● Exercise task: Output the full listing below exactly as it reads, and skip anything that is a picture.

● Input material:
□ □ □ □

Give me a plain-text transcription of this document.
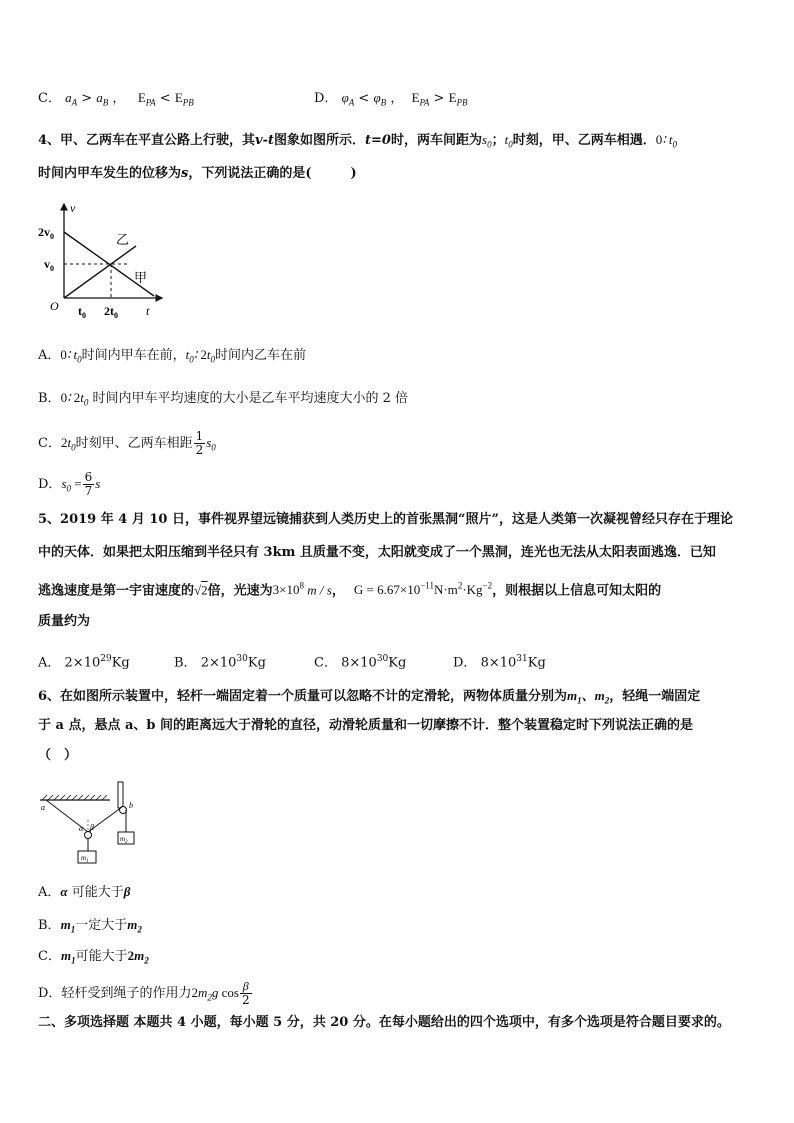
C． $a_A > a_B$ ， $E_{PA} < E_{PB}$	D． $\varphi_A < \varphi_B$ ， $E_{PA} > E_{PB}$
4、甲、乙两车在平直公路上行驶，其v-t图象如图所示．t=0时，两车间距为$s_0$；$t_0$时刻，甲、乙两车相遇．0∶ $t_0$
时间内甲车发生的位移为s，下列说法正确的是(　　　)
v
t
O
$2v_0$
$v_0$
$t_0$ $2t_0$
乙
甲
A．0∶ $t_0$时间内甲车在前，$t_0∶$ $2t_0$时间内乙车在前
B．0∶ $2t_0$ 时间内甲车平均速度的大小是乙车平均速度大小的 2 倍
C．$2t_0$时刻甲、乙两车相距 $\frac{1}{2} s_0$
D．$s_0 = \frac{6}{7}$ s
5、2019 年 4 月 10 日，事件视界望远镜捕获到人类历史上的首张黑洞“照片”，这是人类第一次凝视曾经只存在于理论
中的天体．如果把太阳压缩到半径只有 3km 且质量不变，太阳就变成了一个黑洞，连光也无法从太阳表面逃逸．已知
逃逸速度是第一宇宙速度的√2倍，光速为$3\times 10^8$ m / s， $G = 6.67\times 10^{-11}N\cdot m^2\cdot Kg^{-2}$，则根据以上信息可知太阳的
质量约为
A． $2\times 10^{29}Kg$	B． $2\times 10^{30}Kg$	C． $8\times 10^{30}Kg$	D． $8\times 10^{31}Kg$
6、在如图所示装置中，轻杆一端固定着一个质量可以忽略不计的定滑轮，两物体质量分别为$m_1$、$m_2$，轻绳一端固定
于 a 点，悬点 a、b 间的距离远大于滑轮的直径，动滑轮质量和一切摩擦不计．整个装置稳定时下列说法正确的是
（　）
a	b
α β
$m_1$
$m_2$
A．α 可能大于β
B．$m_1$一定大于$m_2$
C．$m_1$可能大于$2m_2$
D．轻杆受到绳子的作用力$2m_2g$ $\cos \frac{\beta}{2}$
二、多项选择题 本题共 4 小题，每小题 5 分，共 20 分。在每小题给出的四个选项中，有多个选项是符合题目要求的。
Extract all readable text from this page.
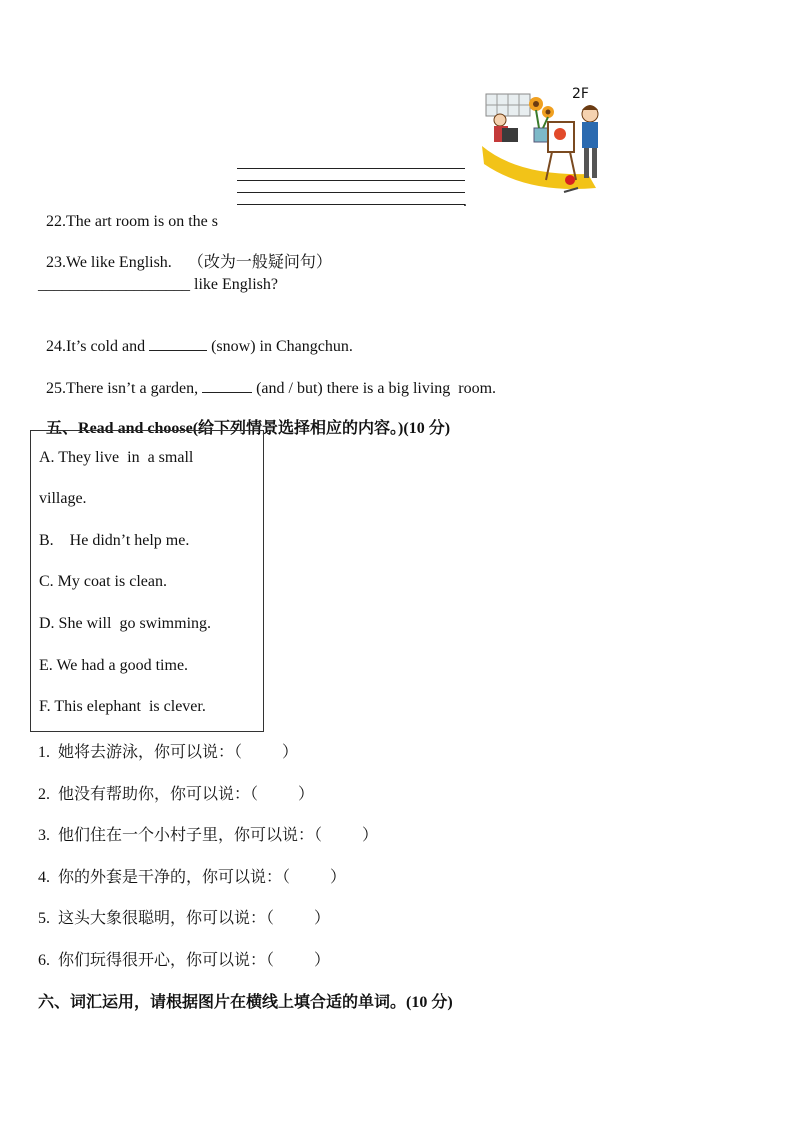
2F

22.The art room is on the s

.

23.We like English. （改为一般疑问句）

___________________ like English?

24.It’s cold and	(snow) in Changchun.

25.There isn’t a garden,	(and / but) there is a big living  room.

五、Read and choose(给下列情景选择相应的内容。)(10 分)

A. They live  in  a small
village.
B.    He didn’t help me.
C. My coat is clean.
D. She will  go swimming.
E. We had a good time.
F. This elephant  is clever.
1.  她将去游泳，你可以说：（          ）
2.  他没有帮助你，你可以说：（          ）
3.  他们住在一个小村子里，你可以说：（          ）
4.  你的外套是干净的，你可以说：（          ）
5.  这头大象很聪明，你可以说：（          ）
6.  你们玩得很开心，你可以说：（          ）
六、词汇运用，请根据图片在横线上填合适的单词。(10 分)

□ □ □ □

● The output:
Give me a plain-text transcription of this document.
C． $a_A > a_B$ ， $E_{PA} < E_{PB}$	D． $\varphi_A < \varphi_B$ ， $E_{PA} > E_{PB}$
4、甲、乙两车在平直公路上行驶，其v-t图象如图所示．t=0时，两车间距为$s_0$；$t_0$时刻，甲、乙两车相遇．0∶ $t_0$
时间内甲车发生的位移为s，下列说法正确的是(　　　)
v
t
O
$2v_0$
$v_0$
$t_0$ $2t_0$
乙
甲
A．0∶ $t_0$时间内甲车在前，$t_0∶$ $2t_0$时间内乙车在前
B．0∶ $2t_0$ 时间内甲车平均速度的大小是乙车平均速度大小的 2 倍
C．$2t_0$时刻甲、乙两车相距 $\frac{1}{2} s_0$
D．$s_0 = \frac{6}{7}$ s
5、2019 年 4 月 10 日，事件视界望远镜捕获到人类历史上的首张黑洞“照片”，这是人类第一次凝视曾经只存在于理论
中的天体．如果把太阳压缩到半径只有 3km 且质量不变，太阳就变成了一个黑洞，连光也无法从太阳表面逃逸．已知
逃逸速度是第一宇宙速度的√2倍，光速为$3\times 10^8$ m / s， $G = 6.67\times 10^{-11}N\cdot m^2\cdot Kg^{-2}$，则根据以上信息可知太阳的
质量约为
A． $2\times 10^{29}Kg$	B． $2\times 10^{30}Kg$	C． $8\times 10^{30}Kg$	D． $8\times 10^{31}Kg$
6、在如图所示装置中，轻杆一端固定着一个质量可以忽略不计的定滑轮，两物体质量分别为$m_1$、$m_2$，轻绳一端固定
于 a 点，悬点 a、b 间的距离远大于滑轮的直径，动滑轮质量和一切摩擦不计．整个装置稳定时下列说法正确的是
（　）
a	b
α β
$m_1$
$m_2$
A．α 可能大于β
B．$m_1$一定大于$m_2$
C．$m_1$可能大于$2m_2$
D．轻杆受到绳子的作用力$2m_2g$ $\cos \frac{\beta}{2}$
二、多项选择题 本题共 4 小题，每小题 5 分，共 20 分。在每小题给出的四个选项中，有多个选项是符合题目要求的。
Extract all readable text from this page.
2F

22.The art room is on the s

.

23.We like English. （改为一般疑问句）

___________________ like English?

24.It’s cold and	(snow) in Changchun.

25.There isn’t a garden,	(and / but) there is a big living  room.

五、Read and choose(给下列情景选择相应的内容。)(10 分)

A. They live  in  a small
village.
B.    He didn’t help me.
C. My coat is clean.
D. She will  go swimming.
E. We had a good time.
F. This elephant  is clever.
1.  她将去游泳，你可以说：（          ）
2.  他没有帮助你，你可以说：（          ）
3.  他们住在一个小村子里，你可以说：（          ）
4.  你的外套是干净的，你可以说：（          ）
5.  这头大象很聪明，你可以说：（          ）
6.  你们玩得很开心，你可以说：（          ）
六、词汇运用，请根据图片在横线上填合适的单词。(10 分)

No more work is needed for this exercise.